▸ YOUR GOAL
Quote all entries exactly, leaving pictures aside.

▸ SOURCE MATERIAL

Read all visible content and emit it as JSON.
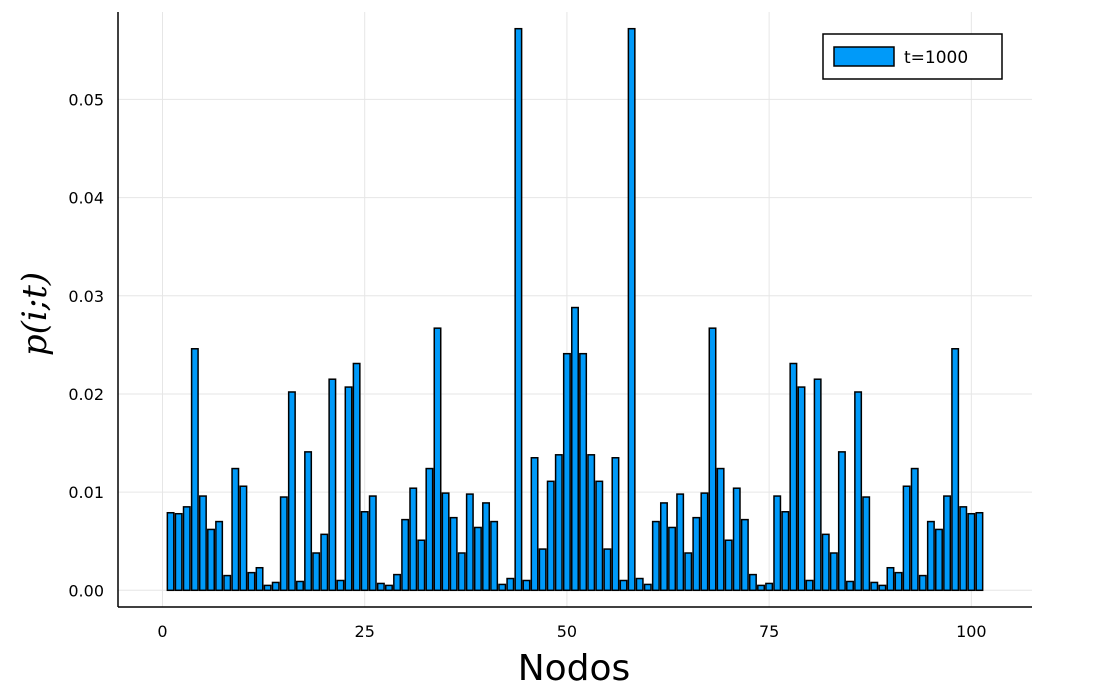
{
  "chart_data": {
    "type": "bar",
    "title": "",
    "xlabel": "Nodos",
    "ylabel": "p(i;t)",
    "series": [
      {
        "name": "t=1000",
        "color": "#009af9",
        "x": [
          1,
          2,
          3,
          4,
          5,
          6,
          7,
          8,
          9,
          10,
          11,
          12,
          13,
          14,
          15,
          16,
          17,
          18,
          19,
          20,
          21,
          22,
          23,
          24,
          25,
          26,
          27,
          28,
          29,
          30,
          31,
          32,
          33,
          34,
          35,
          36,
          37,
          38,
          39,
          40,
          41,
          42,
          43,
          44,
          45,
          46,
          47,
          48,
          49,
          50,
          51,
          52,
          53,
          54,
          55,
          56,
          57,
          58,
          59,
          60,
          61,
          62,
          63,
          64,
          65,
          66,
          67,
          68,
          69,
          70,
          71,
          72,
          73,
          74,
          75,
          76,
          77,
          78,
          79,
          80,
          81,
          82,
          83,
          84,
          85,
          86,
          87,
          88,
          89,
          90,
          91,
          92,
          93,
          94,
          95,
          96,
          97,
          98,
          99,
          100,
          101
        ],
        "values": [
          0.0079,
          0.0078,
          0.0085,
          0.0246,
          0.0096,
          0.0062,
          0.007,
          0.0015,
          0.0124,
          0.0106,
          0.0018,
          0.0023,
          0.0005,
          0.0008,
          0.0095,
          0.0202,
          0.0009,
          0.0141,
          0.0038,
          0.0057,
          0.0215,
          0.001,
          0.0207,
          0.0231,
          0.008,
          0.0096,
          0.0007,
          0.0005,
          0.0016,
          0.0072,
          0.0104,
          0.0051,
          0.0124,
          0.0267,
          0.0099,
          0.0074,
          0.0038,
          0.0098,
          0.0064,
          0.0089,
          0.007,
          0.0006,
          0.0012,
          0.0572,
          0.001,
          0.0135,
          0.0042,
          0.0111,
          0.0138,
          0.0241,
          0.0288,
          0.0241,
          0.0138,
          0.0111,
          0.0042,
          0.0135,
          0.001,
          0.0572,
          0.0012,
          0.0006,
          0.007,
          0.0089,
          0.0064,
          0.0098,
          0.0038,
          0.0074,
          0.0099,
          0.0267,
          0.0124,
          0.0051,
          0.0104,
          0.0072,
          0.0016,
          0.0005,
          0.0007,
          0.0096,
          0.008,
          0.0231,
          0.0207,
          0.001,
          0.0215,
          0.0057,
          0.0038,
          0.0141,
          0.0009,
          0.0202,
          0.0095,
          0.0008,
          0.0005,
          0.0023,
          0.0018,
          0.0106,
          0.0124,
          0.0015,
          0.007,
          0.0062,
          0.0096,
          0.0246,
          0.0085,
          0.0078,
          0.0079
        ]
      }
    ],
    "xlim": [
      -5.5,
      107.5
    ],
    "ylim": [
      -0.0017,
      0.0589
    ],
    "xticks": [
      0,
      25,
      50,
      75,
      100
    ],
    "xtick_labels": [
      "0",
      "25",
      "50",
      "75",
      "100"
    ],
    "yticks": [
      0.0,
      0.01,
      0.02,
      0.03,
      0.04,
      0.05
    ],
    "ytick_labels": [
      "0.00",
      "0.01",
      "0.02",
      "0.03",
      "0.04",
      "0.05"
    ],
    "grid": true,
    "legend_position": "top-right"
  }
}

▸ COMPLETED TASK
Read all visible content and emit it as JSON.
{
  "chart_data": {
    "type": "bar",
    "title": "",
    "xlabel": "Nodos",
    "ylabel": "p(i;t)",
    "series": [
      {
        "name": "t=1000",
        "color": "#009af9",
        "x": [
          1,
          2,
          3,
          4,
          5,
          6,
          7,
          8,
          9,
          10,
          11,
          12,
          13,
          14,
          15,
          16,
          17,
          18,
          19,
          20,
          21,
          22,
          23,
          24,
          25,
          26,
          27,
          28,
          29,
          30,
          31,
          32,
          33,
          34,
          35,
          36,
          37,
          38,
          39,
          40,
          41,
          42,
          43,
          44,
          45,
          46,
          47,
          48,
          49,
          50,
          51,
          52,
          53,
          54,
          55,
          56,
          57,
          58,
          59,
          60,
          61,
          62,
          63,
          64,
          65,
          66,
          67,
          68,
          69,
          70,
          71,
          72,
          73,
          74,
          75,
          76,
          77,
          78,
          79,
          80,
          81,
          82,
          83,
          84,
          85,
          86,
          87,
          88,
          89,
          90,
          91,
          92,
          93,
          94,
          95,
          96,
          97,
          98,
          99,
          100,
          101
        ],
        "values": [
          0.0079,
          0.0078,
          0.0085,
          0.0246,
          0.0096,
          0.0062,
          0.007,
          0.0015,
          0.0124,
          0.0106,
          0.0018,
          0.0023,
          0.0005,
          0.0008,
          0.0095,
          0.0202,
          0.0009,
          0.0141,
          0.0038,
          0.0057,
          0.0215,
          0.001,
          0.0207,
          0.0231,
          0.008,
          0.0096,
          0.0007,
          0.0005,
          0.0016,
          0.0072,
          0.0104,
          0.0051,
          0.0124,
          0.0267,
          0.0099,
          0.0074,
          0.0038,
          0.0098,
          0.0064,
          0.0089,
          0.007,
          0.0006,
          0.0012,
          0.0572,
          0.001,
          0.0135,
          0.0042,
          0.0111,
          0.0138,
          0.0241,
          0.0288,
          0.0241,
          0.0138,
          0.0111,
          0.0042,
          0.0135,
          0.001,
          0.0572,
          0.0012,
          0.0006,
          0.007,
          0.0089,
          0.0064,
          0.0098,
          0.0038,
          0.0074,
          0.0099,
          0.0267,
          0.0124,
          0.0051,
          0.0104,
          0.0072,
          0.0016,
          0.0005,
          0.0007,
          0.0096,
          0.008,
          0.0231,
          0.0207,
          0.001,
          0.0215,
          0.0057,
          0.0038,
          0.0141,
          0.0009,
          0.0202,
          0.0095,
          0.0008,
          0.0005,
          0.0023,
          0.0018,
          0.0106,
          0.0124,
          0.0015,
          0.007,
          0.0062,
          0.0096,
          0.0246,
          0.0085,
          0.0078,
          0.0079
        ]
      }
    ],
    "xlim": [
      -5.5,
      107.5
    ],
    "ylim": [
      -0.0017,
      0.0589
    ],
    "xticks": [
      0,
      25,
      50,
      75,
      100
    ],
    "xtick_labels": [
      "0",
      "25",
      "50",
      "75",
      "100"
    ],
    "yticks": [
      0.0,
      0.01,
      0.02,
      0.03,
      0.04,
      0.05
    ],
    "ytick_labels": [
      "0.00",
      "0.01",
      "0.02",
      "0.03",
      "0.04",
      "0.05"
    ],
    "grid": true,
    "legend_position": "top-right"
  }
}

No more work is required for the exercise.